> _Task objective_
Return every record verbatim.

> _Saved entries_
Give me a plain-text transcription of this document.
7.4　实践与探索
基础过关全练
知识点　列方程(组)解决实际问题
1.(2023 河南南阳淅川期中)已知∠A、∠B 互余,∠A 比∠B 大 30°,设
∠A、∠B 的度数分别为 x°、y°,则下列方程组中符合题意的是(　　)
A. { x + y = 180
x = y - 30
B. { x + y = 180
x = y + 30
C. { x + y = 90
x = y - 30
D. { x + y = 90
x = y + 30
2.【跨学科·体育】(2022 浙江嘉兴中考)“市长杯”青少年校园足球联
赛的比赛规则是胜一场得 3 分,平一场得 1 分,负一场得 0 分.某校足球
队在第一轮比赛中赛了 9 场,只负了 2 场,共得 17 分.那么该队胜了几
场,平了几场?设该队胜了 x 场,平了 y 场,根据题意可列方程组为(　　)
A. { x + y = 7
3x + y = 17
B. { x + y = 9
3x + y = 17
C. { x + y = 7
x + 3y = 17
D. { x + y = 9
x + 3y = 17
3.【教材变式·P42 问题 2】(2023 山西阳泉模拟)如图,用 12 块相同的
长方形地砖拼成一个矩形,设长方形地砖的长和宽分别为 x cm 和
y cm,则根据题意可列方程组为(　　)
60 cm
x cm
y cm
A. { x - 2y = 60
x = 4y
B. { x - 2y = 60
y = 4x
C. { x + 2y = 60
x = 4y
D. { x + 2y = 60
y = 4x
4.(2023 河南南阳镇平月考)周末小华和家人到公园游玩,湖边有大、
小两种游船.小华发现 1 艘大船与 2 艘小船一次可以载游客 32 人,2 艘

> _Exercise solution_
Give me a plain-text transcription of this document.
7.4　实践与探索
基础过关全练
知识点　列方程(组)解决实际问题
1.(2023 河南南阳淅川期中)已知∠A、∠B 互余,∠A 比∠B 大 30°,设
∠A、∠B 的度数分别为 x°、y°,则下列方程组中符合题意的是(　　)
A. { x + y = 180
x = y - 30
B. { x + y = 180
x = y + 30
C. { x + y = 90
x = y - 30
D. { x + y = 90
x = y + 30
2.【跨学科·体育】(2022 浙江嘉兴中考)“市长杯”青少年校园足球联
赛的比赛规则是胜一场得 3 分,平一场得 1 分,负一场得 0 分.某校足球
队在第一轮比赛中赛了 9 场,只负了 2 场,共得 17 分.那么该队胜了几
场,平了几场?设该队胜了 x 场,平了 y 场,根据题意可列方程组为(　　)
A. { x + y = 7
3x + y = 17
B. { x + y = 9
3x + y = 17
C. { x + y = 7
x + 3y = 17
D. { x + y = 9
x + 3y = 17
3.【教材变式·P42 问题 2】(2023 山西阳泉模拟)如图,用 12 块相同的
长方形地砖拼成一个矩形,设长方形地砖的长和宽分别为 x cm 和
y cm,则根据题意可列方程组为(　　)
60 cm
x cm
y cm
A. { x - 2y = 60
x = 4y
B. { x - 2y = 60
y = 4x
C. { x + 2y = 60
x = 4y
D. { x + 2y = 60
y = 4x
4.(2023 河南南阳镇平月考)周末小华和家人到公园游玩,湖边有大、
小两种游船.小华发现 1 艘大船与 2 艘小船一次可以载游客 32 人,2 艘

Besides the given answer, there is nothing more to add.